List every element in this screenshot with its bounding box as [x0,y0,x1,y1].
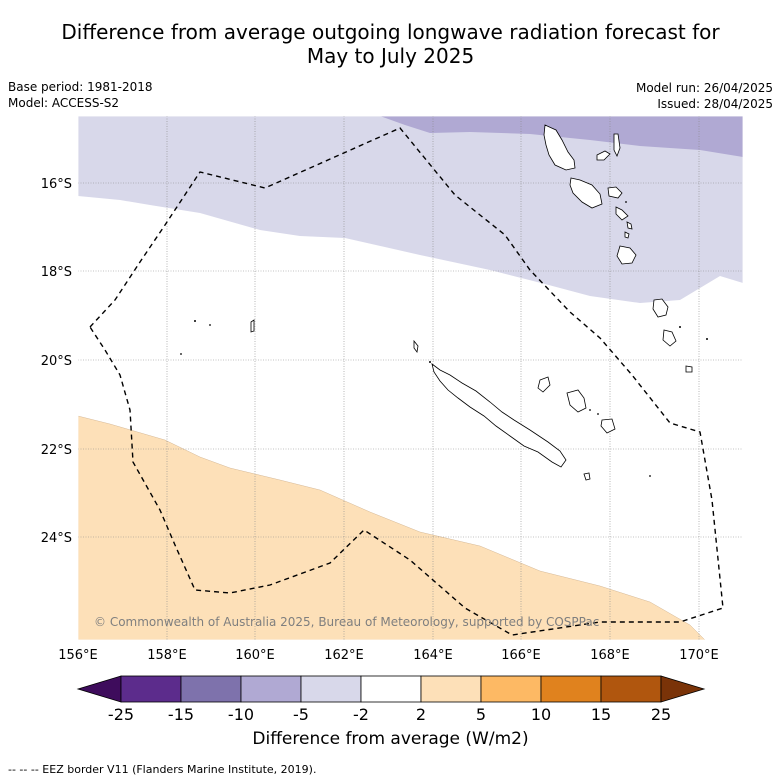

* * *

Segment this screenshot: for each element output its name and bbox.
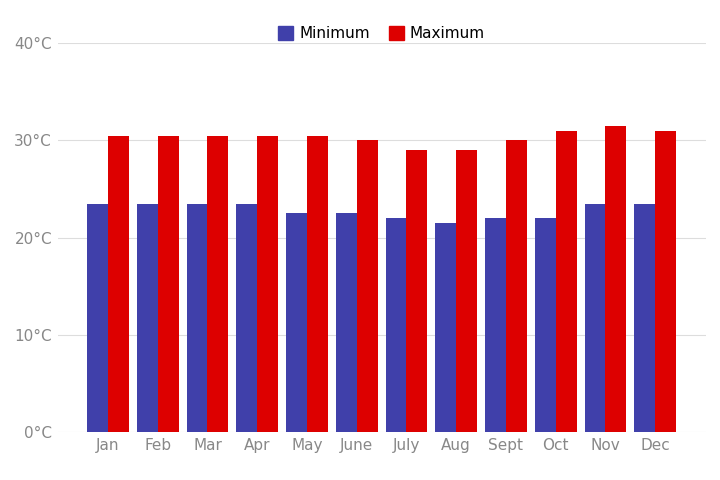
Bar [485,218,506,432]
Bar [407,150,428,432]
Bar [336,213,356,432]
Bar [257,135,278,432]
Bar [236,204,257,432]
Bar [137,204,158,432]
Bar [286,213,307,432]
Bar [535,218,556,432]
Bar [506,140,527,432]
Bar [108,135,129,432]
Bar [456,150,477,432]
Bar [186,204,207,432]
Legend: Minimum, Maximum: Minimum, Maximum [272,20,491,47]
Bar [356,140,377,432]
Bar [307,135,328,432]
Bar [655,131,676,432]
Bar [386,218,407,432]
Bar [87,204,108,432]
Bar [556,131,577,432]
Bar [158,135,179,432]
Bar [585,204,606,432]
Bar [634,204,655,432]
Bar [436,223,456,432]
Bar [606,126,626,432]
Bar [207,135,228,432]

* [What is asked] Could you copy the rows verbatim, starting at the one that contains "Segment this screenshot: for" and ending at the one that contains "Bar [506,140,527,432]", and omit the pictures?

* [Exercise response]
Segment this screenshot: for each element output its name and bbox.
Bar [485,218,506,432]
Bar [407,150,428,432]
Bar [336,213,356,432]
Bar [257,135,278,432]
Bar [236,204,257,432]
Bar [137,204,158,432]
Bar [286,213,307,432]
Bar [535,218,556,432]
Bar [506,140,527,432]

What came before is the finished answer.